Repeat the data verbatim.

══════

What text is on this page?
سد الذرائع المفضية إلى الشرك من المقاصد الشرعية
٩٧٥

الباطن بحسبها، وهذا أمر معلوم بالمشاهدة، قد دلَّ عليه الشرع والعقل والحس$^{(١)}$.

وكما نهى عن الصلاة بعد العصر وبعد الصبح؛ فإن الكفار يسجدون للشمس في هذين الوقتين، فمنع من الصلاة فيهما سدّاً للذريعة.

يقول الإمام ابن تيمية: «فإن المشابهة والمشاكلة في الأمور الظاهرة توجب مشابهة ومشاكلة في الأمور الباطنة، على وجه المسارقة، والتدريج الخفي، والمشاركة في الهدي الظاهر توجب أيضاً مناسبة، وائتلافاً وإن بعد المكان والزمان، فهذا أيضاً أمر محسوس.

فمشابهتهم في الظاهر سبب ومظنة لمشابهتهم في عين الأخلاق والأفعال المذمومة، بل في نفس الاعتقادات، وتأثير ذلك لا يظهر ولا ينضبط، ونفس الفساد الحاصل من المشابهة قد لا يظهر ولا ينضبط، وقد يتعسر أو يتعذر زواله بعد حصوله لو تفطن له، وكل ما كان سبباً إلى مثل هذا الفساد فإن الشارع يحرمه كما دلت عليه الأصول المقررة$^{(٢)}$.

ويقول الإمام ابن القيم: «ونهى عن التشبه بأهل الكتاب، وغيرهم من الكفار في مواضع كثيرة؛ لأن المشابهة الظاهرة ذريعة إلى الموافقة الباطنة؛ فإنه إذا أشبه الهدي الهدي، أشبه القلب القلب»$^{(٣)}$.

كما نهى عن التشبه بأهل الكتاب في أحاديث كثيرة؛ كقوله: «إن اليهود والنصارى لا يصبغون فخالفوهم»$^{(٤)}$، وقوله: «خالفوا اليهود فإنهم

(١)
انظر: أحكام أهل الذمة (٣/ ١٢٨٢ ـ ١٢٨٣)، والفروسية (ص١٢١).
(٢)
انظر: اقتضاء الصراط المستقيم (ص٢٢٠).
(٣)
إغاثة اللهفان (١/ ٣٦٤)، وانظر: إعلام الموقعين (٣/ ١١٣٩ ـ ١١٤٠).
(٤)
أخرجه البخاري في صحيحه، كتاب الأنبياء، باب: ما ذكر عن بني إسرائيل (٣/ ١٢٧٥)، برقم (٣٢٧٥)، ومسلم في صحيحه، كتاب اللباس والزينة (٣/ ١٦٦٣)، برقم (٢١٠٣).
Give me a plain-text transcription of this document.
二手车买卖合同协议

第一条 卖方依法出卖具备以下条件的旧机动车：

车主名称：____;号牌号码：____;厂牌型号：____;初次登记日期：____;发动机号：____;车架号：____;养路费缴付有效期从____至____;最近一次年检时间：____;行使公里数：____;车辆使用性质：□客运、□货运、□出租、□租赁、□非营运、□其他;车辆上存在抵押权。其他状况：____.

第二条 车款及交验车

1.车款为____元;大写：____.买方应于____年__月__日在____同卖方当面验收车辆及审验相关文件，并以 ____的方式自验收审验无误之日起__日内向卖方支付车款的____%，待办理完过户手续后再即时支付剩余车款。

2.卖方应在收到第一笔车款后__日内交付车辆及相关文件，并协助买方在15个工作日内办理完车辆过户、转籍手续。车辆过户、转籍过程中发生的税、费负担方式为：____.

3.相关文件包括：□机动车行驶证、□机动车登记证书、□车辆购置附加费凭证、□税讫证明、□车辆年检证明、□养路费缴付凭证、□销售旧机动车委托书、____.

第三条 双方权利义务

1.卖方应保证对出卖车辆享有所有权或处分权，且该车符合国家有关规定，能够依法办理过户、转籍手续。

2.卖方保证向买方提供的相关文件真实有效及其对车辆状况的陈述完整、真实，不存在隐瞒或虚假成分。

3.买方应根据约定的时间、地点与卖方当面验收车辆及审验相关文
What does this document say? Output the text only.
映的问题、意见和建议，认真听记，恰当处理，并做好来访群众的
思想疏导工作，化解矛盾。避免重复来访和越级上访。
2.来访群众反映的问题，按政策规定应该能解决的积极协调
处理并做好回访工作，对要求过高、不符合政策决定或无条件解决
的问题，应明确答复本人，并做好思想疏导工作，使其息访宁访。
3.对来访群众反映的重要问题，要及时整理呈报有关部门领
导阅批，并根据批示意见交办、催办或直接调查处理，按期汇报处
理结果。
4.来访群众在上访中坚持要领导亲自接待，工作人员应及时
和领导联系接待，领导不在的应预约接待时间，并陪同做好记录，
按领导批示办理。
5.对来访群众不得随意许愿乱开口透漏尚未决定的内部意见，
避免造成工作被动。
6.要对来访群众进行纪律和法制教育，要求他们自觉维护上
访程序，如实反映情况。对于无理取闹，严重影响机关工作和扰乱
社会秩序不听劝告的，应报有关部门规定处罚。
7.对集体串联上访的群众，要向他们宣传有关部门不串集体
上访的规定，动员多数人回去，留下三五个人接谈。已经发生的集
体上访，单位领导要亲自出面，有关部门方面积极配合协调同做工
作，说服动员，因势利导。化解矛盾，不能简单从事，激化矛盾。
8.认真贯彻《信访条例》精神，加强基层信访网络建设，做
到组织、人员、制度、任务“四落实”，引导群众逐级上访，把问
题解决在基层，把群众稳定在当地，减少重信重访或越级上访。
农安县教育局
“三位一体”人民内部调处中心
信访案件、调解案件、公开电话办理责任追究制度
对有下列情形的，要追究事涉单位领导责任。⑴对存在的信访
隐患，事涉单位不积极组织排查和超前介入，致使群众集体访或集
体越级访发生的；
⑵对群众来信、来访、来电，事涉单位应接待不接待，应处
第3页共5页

══════

§ PROBLEM SOLUTION:
What text is on this page?
سد الذرائع المفضية إلى الشرك من المقاصد الشرعية
٩٧٥

الباطن بحسبها، وهذا أمر معلوم بالمشاهدة، قد دلَّ عليه الشرع والعقل والحس$^{(١)}$.

وكما نهى عن الصلاة بعد العصر وبعد الصبح؛ فإن الكفار يسجدون للشمس في هذين الوقتين، فمنع من الصلاة فيهما سدّاً للذريعة.

يقول الإمام ابن تيمية: «فإن المشابهة والمشاكلة في الأمور الظاهرة توجب مشابهة ومشاكلة في الأمور الباطنة، على وجه المسارقة، والتدريج الخفي، والمشاركة في الهدي الظاهر توجب أيضاً مناسبة، وائتلافاً وإن بعد المكان والزمان، فهذا أيضاً أمر محسوس.

فمشابهتهم في الظاهر سبب ومظنة لمشابهتهم في عين الأخلاق والأفعال المذمومة، بل في نفس الاعتقادات، وتأثير ذلك لا يظهر ولا ينضبط، ونفس الفساد الحاصل من المشابهة قد لا يظهر ولا ينضبط، وقد يتعسر أو يتعذر زواله بعد حصوله لو تفطن له، وكل ما كان سبباً إلى مثل هذا الفساد فإن الشارع يحرمه كما دلت عليه الأصول المقررة$^{(٢)}$.

ويقول الإمام ابن القيم: «ونهى عن التشبه بأهل الكتاب، وغيرهم من الكفار في مواضع كثيرة؛ لأن المشابهة الظاهرة ذريعة إلى الموافقة الباطنة؛ فإنه إذا أشبه الهدي الهدي، أشبه القلب القلب»$^{(٣)}$.

كما نهى عن التشبه بأهل الكتاب في أحاديث كثيرة؛ كقوله: «إن اليهود والنصارى لا يصبغون فخالفوهم»$^{(٤)}$، وقوله: «خالفوا اليهود فإنهم

(١)
انظر: أحكام أهل الذمة (٣/ ١٢٨٢ ـ ١٢٨٣)، والفروسية (ص١٢١).
(٢)
انظر: اقتضاء الصراط المستقيم (ص٢٢٠).
(٣)
إغاثة اللهفان (١/ ٣٦٤)، وانظر: إعلام الموقعين (٣/ ١١٣٩ ـ ١١٤٠).
(٤)
أخرجه البخاري في صحيحه، كتاب الأنبياء، باب: ما ذكر عن بني إسرائيل (٣/ ١٢٧٥)، برقم (٣٢٧٥)، ومسلم في صحيحه، كتاب اللباس والزينة (٣/ ١٦٦٣)، برقم (٢١٠٣).
Give me a plain-text transcription of this document.
二手车买卖合同协议

第一条 卖方依法出卖具备以下条件的旧机动车：

车主名称：____;号牌号码：____;厂牌型号：____;初次登记日期：____;发动机号：____;车架号：____;养路费缴付有效期从____至____;最近一次年检时间：____;行使公里数：____;车辆使用性质：□客运、□货运、□出租、□租赁、□非营运、□其他;车辆上存在抵押权。其他状况：____.

第二条 车款及交验车

1.车款为____元;大写：____.买方应于____年__月__日在____同卖方当面验收车辆及审验相关文件，并以 ____的方式自验收审验无误之日起__日内向卖方支付车款的____%，待办理完过户手续后再即时支付剩余车款。

2.卖方应在收到第一笔车款后__日内交付车辆及相关文件，并协助买方在15个工作日内办理完车辆过户、转籍手续。车辆过户、转籍过程中发生的税、费负担方式为：____.

3.相关文件包括：□机动车行驶证、□机动车登记证书、□车辆购置附加费凭证、□税讫证明、□车辆年检证明、□养路费缴付凭证、□销售旧机动车委托书、____.

第三条 双方权利义务

1.卖方应保证对出卖车辆享有所有权或处分权，且该车符合国家有关规定，能够依法办理过户、转籍手续。

2.卖方保证向买方提供的相关文件真实有效及其对车辆状况的陈述完整、真实，不存在隐瞒或虚假成分。

3.买方应根据约定的时间、地点与卖方当面验收车辆及审验相关文
What does this document say? Output the text only.
映的问题、意见和建议，认真听记，恰当处理，并做好来访群众的
思想疏导工作，化解矛盾。避免重复来访和越级上访。
2.来访群众反映的问题，按政策规定应该能解决的积极协调
处理并做好回访工作，对要求过高、不符合政策决定或无条件解决
的问题，应明确答复本人，并做好思想疏导工作，使其息访宁访。
3.对来访群众反映的重要问题，要及时整理呈报有关部门领
导阅批，并根据批示意见交办、催办或直接调查处理，按期汇报处
理结果。
4.来访群众在上访中坚持要领导亲自接待，工作人员应及时
和领导联系接待，领导不在的应预约接待时间，并陪同做好记录，
按领导批示办理。
5.对来访群众不得随意许愿乱开口透漏尚未决定的内部意见，
避免造成工作被动。
6.要对来访群众进行纪律和法制教育，要求他们自觉维护上
访程序，如实反映情况。对于无理取闹，严重影响机关工作和扰乱
社会秩序不听劝告的，应报有关部门规定处罚。
7.对集体串联上访的群众，要向他们宣传有关部门不串集体
上访的规定，动员多数人回去，留下三五个人接谈。已经发生的集
体上访，单位领导要亲自出面，有关部门方面积极配合协调同做工
作，说服动员，因势利导。化解矛盾，不能简单从事，激化矛盾。
8.认真贯彻《信访条例》精神，加强基层信访网络建设，做
到组织、人员、制度、任务“四落实”，引导群众逐级上访，把问
题解决在基层，把群众稳定在当地，减少重信重访或越级上访。
农安县教育局
“三位一体”人民内部调处中心
信访案件、调解案件、公开电话办理责任追究制度
对有下列情形的，要追究事涉单位领导责任。⑴对存在的信访
隐患，事涉单位不积极组织排查和超前介入，致使群众集体访或集
体越级访发生的；
⑵对群众来信、来访、来电，事涉单位应接待不接待，应处
第3页共5页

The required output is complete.